TASK DIRECTIONS:
Isolate every line in the data with the string "document" and copy it.

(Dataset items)
====
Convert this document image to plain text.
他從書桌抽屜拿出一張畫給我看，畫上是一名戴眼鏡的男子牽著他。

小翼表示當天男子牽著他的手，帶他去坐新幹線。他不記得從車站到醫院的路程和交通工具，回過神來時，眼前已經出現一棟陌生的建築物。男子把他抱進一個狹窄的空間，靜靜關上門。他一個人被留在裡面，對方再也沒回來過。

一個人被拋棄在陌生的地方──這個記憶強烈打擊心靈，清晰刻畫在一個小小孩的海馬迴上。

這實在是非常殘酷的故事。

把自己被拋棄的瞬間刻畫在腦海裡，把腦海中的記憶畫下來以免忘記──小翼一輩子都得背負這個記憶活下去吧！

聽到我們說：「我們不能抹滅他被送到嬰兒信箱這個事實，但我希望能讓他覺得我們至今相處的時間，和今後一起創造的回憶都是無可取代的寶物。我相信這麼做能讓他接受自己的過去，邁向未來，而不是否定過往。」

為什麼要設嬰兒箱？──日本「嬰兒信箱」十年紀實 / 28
====
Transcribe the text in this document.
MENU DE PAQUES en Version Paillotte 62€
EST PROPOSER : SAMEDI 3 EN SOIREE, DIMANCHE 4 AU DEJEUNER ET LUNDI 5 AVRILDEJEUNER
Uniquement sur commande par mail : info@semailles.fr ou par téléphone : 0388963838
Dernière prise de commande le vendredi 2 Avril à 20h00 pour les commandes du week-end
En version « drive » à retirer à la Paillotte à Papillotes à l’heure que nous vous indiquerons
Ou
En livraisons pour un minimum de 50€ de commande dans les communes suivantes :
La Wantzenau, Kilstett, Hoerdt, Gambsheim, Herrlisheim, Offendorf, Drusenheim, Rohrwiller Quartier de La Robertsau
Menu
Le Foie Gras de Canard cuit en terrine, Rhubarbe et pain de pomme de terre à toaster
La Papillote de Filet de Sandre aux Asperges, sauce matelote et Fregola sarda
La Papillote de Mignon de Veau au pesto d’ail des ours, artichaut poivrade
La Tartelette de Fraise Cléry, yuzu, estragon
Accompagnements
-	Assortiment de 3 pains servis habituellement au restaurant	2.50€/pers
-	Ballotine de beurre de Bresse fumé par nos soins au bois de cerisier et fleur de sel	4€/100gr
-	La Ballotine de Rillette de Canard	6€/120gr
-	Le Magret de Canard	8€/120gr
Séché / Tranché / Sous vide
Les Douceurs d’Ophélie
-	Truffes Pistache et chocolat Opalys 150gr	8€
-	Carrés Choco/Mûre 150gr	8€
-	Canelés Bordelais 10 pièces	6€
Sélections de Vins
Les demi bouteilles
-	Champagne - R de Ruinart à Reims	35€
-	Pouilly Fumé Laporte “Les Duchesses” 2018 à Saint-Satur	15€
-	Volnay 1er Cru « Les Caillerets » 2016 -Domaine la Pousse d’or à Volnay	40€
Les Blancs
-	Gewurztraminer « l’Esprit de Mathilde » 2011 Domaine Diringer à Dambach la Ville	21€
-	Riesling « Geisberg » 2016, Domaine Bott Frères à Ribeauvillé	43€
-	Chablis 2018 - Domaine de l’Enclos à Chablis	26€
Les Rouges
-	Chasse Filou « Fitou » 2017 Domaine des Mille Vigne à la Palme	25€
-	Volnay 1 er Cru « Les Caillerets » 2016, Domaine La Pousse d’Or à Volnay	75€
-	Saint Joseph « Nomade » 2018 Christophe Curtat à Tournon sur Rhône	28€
====
FINISHED EXERCISE:
Convert this document image to plain text.
Transcribe the text in this document.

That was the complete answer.